Stored data:
──────────────────────────────

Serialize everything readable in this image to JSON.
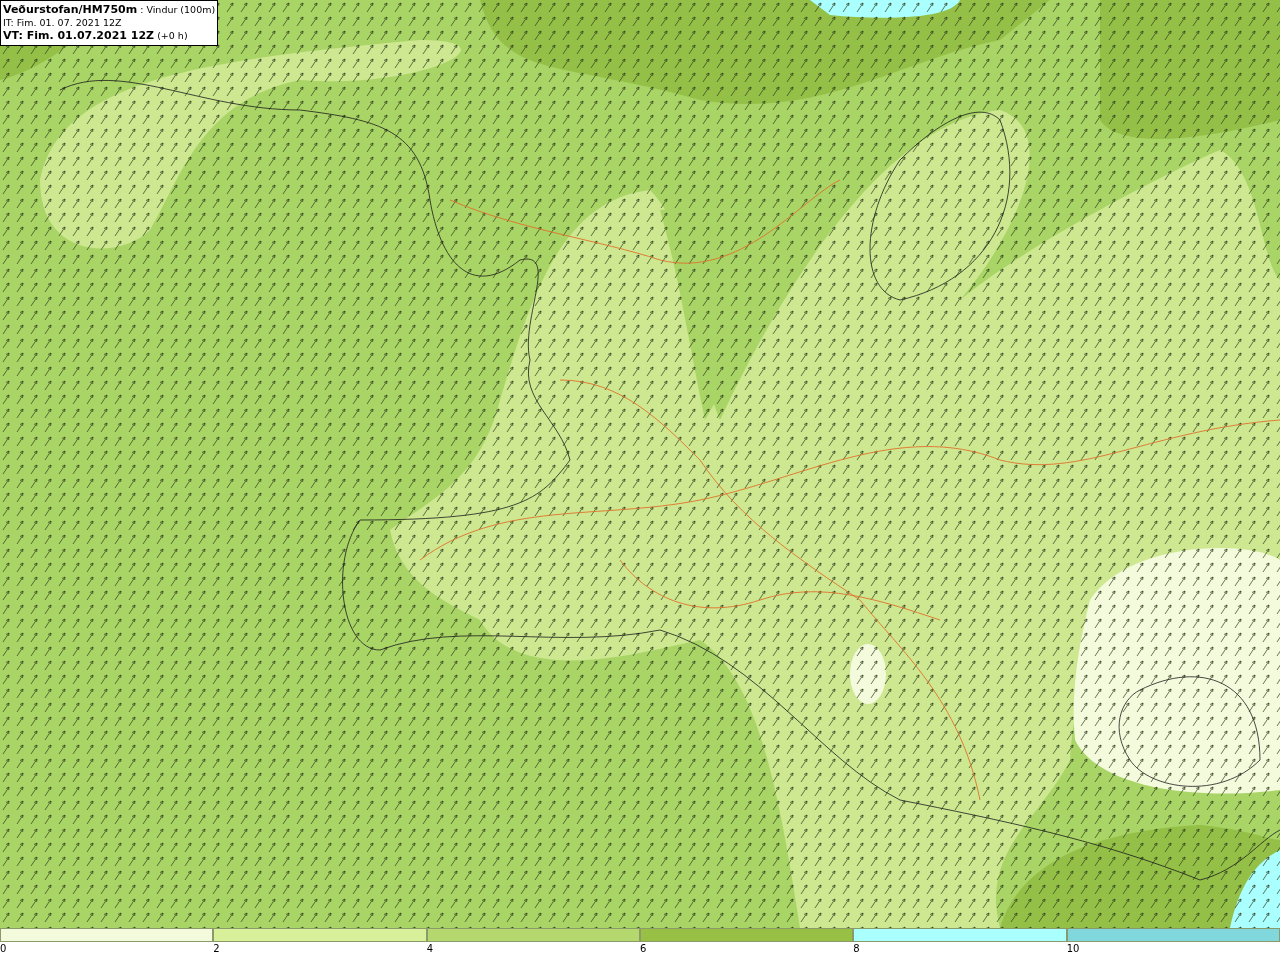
{
  "header": {
    "lines": [
      "**Veðurstofan/HM750m** : Vindur (100m)",
      "IT: Fim. 01. 07. 2021 12Z",
      "**VT: Fim. 01.07.2021 12Z** (+0 h)"
    ]
  },
  "legend": {
    "segments": [
      {
        "label": "0",
        "color": "#f4fadc"
      },
      {
        "label": "2",
        "color": "#d8f09a"
      },
      {
        "label": "4",
        "color": "#b5d86e"
      },
      {
        "label": "6",
        "color": "#97c044"
      },
      {
        "label": "8",
        "color": "#aaffff"
      },
      {
        "label": "10",
        "color": "#80d8dc"
      }
    ]
  }
}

──────────────────────────────

> [What the task requires]: Out of the material above, gather each line where "color" appears.

> [Reply to the task]:
        "color": "#f4fadc"
        "color": "#d8f09a"
        "color": "#b5d86e"
        "color": "#97c044"
        "color": "#aaffff"
        "color": "#80d8dc"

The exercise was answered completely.